## [EXERCISE OBJECTIVE]
Print all of the data exactly as written.

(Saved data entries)
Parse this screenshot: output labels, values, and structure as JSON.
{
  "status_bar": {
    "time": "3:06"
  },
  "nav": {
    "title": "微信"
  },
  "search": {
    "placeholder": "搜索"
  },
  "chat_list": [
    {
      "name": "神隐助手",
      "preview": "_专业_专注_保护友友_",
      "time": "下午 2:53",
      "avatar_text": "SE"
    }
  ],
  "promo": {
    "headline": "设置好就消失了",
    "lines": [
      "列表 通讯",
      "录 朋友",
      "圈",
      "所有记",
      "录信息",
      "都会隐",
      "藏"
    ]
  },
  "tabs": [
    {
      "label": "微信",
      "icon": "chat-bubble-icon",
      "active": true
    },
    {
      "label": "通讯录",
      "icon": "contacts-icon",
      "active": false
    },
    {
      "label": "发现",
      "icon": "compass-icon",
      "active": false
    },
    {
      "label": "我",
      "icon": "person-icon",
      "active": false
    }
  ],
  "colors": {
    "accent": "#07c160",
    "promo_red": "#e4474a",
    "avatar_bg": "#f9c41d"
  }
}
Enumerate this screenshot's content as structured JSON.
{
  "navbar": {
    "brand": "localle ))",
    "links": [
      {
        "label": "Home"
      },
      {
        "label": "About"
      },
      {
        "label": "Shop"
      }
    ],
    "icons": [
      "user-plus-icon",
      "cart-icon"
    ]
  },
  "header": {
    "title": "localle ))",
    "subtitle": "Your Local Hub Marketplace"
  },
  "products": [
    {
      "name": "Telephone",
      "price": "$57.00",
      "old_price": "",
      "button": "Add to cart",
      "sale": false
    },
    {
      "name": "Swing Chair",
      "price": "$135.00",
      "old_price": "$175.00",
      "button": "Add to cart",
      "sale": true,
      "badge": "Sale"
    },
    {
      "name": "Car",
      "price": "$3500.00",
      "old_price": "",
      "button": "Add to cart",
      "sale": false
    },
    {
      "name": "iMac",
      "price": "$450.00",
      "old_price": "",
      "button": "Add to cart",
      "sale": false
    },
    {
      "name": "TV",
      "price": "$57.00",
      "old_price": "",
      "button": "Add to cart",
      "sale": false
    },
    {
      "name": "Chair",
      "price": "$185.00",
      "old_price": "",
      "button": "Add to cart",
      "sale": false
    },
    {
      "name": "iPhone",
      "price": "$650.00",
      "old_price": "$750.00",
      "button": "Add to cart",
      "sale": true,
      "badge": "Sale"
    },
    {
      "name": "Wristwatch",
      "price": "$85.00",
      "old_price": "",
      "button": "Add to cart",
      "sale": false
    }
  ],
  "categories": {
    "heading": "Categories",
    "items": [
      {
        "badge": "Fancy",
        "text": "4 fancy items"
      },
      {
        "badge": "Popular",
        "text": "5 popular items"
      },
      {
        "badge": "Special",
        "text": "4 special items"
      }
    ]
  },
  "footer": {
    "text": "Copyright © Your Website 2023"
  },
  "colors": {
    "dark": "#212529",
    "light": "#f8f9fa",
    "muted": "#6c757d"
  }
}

## [FINISHED TASK]
Parse this screenshot: output labels, values, and structure as JSON.
{
  "status_bar": {
    "time": "3:06"
  },
  "nav": {
    "title": "微信"
  },
  "search": {
    "placeholder": "搜索"
  },
  "chat_list": [
    {
      "name": "神隐助手",
      "preview": "_专业_专注_保护友友_",
      "time": "下午 2:53",
      "avatar_text": "SE"
    }
  ],
  "promo": {
    "headline": "设置好就消失了",
    "lines": [
      "列表 通讯",
      "录 朋友",
      "圈",
      "所有记",
      "录信息",
      "都会隐",
      "藏"
    ]
  },
  "tabs": [
    {
      "label": "微信",
      "icon": "chat-bubble-icon",
      "active": true
    },
    {
      "label": "通讯录",
      "icon": "contacts-icon",
      "active": false
    },
    {
      "label": "发现",
      "icon": "compass-icon",
      "active": false
    },
    {
      "label": "我",
      "icon": "person-icon",
      "active": false
    }
  ],
  "colors": {
    "accent": "#07c160",
    "promo_red": "#e4474a",
    "avatar_bg": "#f9c41d"
  }
}
Enumerate this screenshot's content as structured JSON.
{
  "navbar": {
    "brand": "localle ))",
    "links": [
      {
        "label": "Home"
      },
      {
        "label": "About"
      },
      {
        "label": "Shop"
      }
    ],
    "icons": [
      "user-plus-icon",
      "cart-icon"
    ]
  },
  "header": {
    "title": "localle ))",
    "subtitle": "Your Local Hub Marketplace"
  },
  "products": [
    {
      "name": "Telephone",
      "price": "$57.00",
      "old_price": "",
      "button": "Add to cart",
      "sale": false
    },
    {
      "name": "Swing Chair",
      "price": "$135.00",
      "old_price": "$175.00",
      "button": "Add to cart",
      "sale": true,
      "badge": "Sale"
    },
    {
      "name": "Car",
      "price": "$3500.00",
      "old_price": "",
      "button": "Add to cart",
      "sale": false
    },
    {
      "name": "iMac",
      "price": "$450.00",
      "old_price": "",
      "button": "Add to cart",
      "sale": false
    },
    {
      "name": "TV",
      "price": "$57.00",
      "old_price": "",
      "button": "Add to cart",
      "sale": false
    },
    {
      "name": "Chair",
      "price": "$185.00",
      "old_price": "",
      "button": "Add to cart",
      "sale": false
    },
    {
      "name": "iPhone",
      "price": "$650.00",
      "old_price": "$750.00",
      "button": "Add to cart",
      "sale": true,
      "badge": "Sale"
    },
    {
      "name": "Wristwatch",
      "price": "$85.00",
      "old_price": "",
      "button": "Add to cart",
      "sale": false
    }
  ],
  "categories": {
    "heading": "Categories",
    "items": [
      {
        "badge": "Fancy",
        "text": "4 fancy items"
      },
      {
        "badge": "Popular",
        "text": "5 popular items"
      },
      {
        "badge": "Special",
        "text": "4 special items"
      }
    ]
  },
  "footer": {
    "text": "Copyright © Your Website 2023"
  },
  "colors": {
    "dark": "#212529",
    "light": "#f8f9fa",
    "muted": "#6c757d"
  }
}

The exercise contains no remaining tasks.